┌─ SOURCE RECORDS

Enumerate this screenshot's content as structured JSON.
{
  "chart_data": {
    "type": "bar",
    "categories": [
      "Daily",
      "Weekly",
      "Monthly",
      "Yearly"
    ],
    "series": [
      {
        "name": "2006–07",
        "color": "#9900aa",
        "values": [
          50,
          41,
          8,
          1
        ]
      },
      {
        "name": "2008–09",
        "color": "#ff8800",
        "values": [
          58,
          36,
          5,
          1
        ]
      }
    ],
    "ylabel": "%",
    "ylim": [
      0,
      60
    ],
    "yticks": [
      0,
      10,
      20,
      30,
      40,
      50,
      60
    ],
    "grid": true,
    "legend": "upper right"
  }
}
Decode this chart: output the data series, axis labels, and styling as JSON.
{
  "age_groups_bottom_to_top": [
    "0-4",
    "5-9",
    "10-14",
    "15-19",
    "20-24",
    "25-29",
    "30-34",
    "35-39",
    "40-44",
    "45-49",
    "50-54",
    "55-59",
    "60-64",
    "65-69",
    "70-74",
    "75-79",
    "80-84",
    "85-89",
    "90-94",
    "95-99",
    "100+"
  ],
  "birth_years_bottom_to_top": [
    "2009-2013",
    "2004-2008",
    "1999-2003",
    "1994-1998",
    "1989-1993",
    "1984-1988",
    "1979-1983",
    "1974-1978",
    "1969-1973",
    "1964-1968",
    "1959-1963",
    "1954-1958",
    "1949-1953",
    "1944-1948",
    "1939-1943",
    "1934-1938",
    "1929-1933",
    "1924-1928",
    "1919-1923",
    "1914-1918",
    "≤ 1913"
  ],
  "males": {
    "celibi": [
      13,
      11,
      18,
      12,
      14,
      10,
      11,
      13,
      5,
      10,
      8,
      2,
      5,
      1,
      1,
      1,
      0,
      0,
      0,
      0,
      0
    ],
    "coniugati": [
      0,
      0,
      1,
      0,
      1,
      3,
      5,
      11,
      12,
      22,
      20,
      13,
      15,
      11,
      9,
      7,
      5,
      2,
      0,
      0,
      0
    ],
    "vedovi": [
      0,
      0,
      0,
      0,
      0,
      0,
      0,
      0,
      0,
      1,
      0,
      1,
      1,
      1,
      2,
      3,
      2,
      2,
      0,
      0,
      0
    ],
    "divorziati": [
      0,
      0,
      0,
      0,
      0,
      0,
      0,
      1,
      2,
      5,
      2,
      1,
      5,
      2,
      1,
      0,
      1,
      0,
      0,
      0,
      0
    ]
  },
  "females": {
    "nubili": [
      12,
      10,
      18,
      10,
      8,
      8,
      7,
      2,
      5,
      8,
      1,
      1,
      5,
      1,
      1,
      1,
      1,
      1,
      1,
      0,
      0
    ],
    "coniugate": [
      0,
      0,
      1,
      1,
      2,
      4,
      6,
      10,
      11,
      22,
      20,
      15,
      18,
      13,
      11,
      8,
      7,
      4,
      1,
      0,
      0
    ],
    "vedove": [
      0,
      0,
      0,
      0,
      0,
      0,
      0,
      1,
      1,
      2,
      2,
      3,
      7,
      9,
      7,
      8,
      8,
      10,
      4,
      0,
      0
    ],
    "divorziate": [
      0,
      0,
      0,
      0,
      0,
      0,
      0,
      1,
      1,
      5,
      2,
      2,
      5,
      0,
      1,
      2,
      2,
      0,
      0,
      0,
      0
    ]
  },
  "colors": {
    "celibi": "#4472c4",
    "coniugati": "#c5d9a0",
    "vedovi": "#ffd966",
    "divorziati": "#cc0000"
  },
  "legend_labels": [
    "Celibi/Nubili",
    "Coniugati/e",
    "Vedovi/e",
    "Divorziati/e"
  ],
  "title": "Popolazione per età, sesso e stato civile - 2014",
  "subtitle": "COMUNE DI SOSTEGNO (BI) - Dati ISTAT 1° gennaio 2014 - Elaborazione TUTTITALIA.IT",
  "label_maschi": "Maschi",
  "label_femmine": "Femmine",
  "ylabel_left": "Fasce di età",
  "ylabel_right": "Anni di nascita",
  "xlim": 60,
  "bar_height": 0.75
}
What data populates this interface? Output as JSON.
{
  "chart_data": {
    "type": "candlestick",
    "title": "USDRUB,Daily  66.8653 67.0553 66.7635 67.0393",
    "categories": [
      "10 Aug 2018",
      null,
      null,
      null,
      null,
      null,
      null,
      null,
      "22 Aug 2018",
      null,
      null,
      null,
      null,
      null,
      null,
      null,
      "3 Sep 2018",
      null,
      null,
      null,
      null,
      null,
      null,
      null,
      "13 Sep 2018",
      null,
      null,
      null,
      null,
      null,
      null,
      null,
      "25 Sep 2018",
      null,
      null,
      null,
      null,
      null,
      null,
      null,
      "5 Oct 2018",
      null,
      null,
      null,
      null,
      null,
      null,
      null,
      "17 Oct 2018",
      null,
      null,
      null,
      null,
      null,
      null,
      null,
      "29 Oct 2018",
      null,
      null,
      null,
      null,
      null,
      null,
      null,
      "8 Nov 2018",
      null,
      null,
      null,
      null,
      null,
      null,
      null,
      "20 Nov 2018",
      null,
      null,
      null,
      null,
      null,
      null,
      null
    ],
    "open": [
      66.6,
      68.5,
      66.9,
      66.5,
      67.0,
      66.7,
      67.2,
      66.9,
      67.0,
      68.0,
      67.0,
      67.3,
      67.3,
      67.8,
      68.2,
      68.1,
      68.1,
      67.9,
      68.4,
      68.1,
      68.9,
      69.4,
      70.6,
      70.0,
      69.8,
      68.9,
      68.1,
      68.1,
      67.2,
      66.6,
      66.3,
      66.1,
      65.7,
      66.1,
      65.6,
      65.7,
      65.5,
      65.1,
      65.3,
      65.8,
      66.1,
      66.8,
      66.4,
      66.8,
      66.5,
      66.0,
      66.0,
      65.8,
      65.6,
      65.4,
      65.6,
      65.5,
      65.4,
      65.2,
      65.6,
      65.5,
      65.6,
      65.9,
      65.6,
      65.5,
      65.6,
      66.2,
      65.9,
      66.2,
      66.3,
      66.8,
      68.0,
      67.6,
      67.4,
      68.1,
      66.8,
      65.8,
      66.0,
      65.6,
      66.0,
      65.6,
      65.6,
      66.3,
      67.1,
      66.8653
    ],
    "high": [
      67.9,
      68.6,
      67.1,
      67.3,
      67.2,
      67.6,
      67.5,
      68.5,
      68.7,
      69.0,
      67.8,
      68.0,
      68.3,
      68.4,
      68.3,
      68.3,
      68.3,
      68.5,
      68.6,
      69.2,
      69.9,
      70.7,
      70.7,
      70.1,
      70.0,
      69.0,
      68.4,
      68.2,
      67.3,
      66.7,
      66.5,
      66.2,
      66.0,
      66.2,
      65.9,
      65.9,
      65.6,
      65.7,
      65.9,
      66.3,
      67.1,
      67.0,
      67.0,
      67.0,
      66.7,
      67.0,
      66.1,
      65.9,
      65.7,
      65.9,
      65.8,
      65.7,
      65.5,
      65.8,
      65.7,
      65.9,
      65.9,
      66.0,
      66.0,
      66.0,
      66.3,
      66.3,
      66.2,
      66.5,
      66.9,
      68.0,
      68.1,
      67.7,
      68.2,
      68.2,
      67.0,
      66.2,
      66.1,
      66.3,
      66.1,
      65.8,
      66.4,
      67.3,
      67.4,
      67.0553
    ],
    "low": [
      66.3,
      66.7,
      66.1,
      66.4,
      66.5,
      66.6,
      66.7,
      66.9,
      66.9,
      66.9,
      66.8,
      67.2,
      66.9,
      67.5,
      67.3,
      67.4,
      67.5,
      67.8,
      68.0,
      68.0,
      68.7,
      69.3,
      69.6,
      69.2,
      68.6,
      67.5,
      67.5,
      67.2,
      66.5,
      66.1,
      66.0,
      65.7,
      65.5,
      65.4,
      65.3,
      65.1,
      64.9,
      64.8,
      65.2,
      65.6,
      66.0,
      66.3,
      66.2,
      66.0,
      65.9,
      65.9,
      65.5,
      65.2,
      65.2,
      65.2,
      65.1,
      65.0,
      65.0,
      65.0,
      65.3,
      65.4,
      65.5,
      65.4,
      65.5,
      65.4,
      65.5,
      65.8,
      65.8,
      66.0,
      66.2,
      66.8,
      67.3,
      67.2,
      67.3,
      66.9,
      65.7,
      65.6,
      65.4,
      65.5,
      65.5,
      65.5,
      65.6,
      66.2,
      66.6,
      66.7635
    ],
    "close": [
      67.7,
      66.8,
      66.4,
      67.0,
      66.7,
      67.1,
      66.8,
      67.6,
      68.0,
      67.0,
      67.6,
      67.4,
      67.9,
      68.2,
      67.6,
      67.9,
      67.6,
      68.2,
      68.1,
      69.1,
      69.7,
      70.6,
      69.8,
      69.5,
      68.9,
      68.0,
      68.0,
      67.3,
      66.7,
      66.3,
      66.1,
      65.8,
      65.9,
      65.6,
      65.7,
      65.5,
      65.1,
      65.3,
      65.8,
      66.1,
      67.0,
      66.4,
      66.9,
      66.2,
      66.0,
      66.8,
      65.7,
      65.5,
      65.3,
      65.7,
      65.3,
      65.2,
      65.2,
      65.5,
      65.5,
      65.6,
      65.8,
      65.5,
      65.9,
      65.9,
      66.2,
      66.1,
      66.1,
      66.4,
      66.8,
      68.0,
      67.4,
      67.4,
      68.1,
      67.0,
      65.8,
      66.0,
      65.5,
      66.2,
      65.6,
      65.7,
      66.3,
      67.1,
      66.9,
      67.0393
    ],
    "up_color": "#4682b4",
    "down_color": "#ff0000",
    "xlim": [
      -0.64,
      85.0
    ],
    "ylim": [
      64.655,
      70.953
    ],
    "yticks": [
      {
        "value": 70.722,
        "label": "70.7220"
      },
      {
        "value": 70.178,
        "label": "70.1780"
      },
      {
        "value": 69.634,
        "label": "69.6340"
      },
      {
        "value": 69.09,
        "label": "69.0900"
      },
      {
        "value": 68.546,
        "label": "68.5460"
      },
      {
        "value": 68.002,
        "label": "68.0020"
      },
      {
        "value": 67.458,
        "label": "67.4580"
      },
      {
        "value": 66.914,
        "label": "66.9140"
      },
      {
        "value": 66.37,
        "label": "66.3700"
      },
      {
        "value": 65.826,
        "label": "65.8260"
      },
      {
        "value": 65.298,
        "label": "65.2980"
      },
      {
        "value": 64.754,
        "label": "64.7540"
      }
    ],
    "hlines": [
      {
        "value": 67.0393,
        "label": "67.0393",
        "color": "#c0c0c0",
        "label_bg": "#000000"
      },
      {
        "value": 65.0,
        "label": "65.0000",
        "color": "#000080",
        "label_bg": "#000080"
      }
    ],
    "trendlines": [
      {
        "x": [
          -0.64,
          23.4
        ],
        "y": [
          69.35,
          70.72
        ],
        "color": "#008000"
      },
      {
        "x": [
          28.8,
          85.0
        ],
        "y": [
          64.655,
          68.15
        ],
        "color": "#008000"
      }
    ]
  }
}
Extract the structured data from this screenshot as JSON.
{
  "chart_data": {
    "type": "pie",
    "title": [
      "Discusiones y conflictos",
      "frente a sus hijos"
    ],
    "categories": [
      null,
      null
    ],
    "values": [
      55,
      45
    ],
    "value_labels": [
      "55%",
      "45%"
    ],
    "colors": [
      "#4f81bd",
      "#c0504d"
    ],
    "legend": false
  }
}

└─

# DIRECTIVE
Copy exactly the lines above, from the one containing "Extract the structured" through the very last line.

# RESPONSE TO THIS TASK
Extract the structured data from this screenshot as JSON.
{
  "chart_data": {
    "type": "pie",
    "title": [
      "Discusiones y conflictos",
      "frente a sus hijos"
    ],
    "categories": [
      null,
      null
    ],
    "values": [
      55,
      45
    ],
    "value_labels": [
      "55%",
      "45%"
    ],
    "colors": [
      "#4f81bd",
      "#c0504d"
    ],
    "legend": false
  }
}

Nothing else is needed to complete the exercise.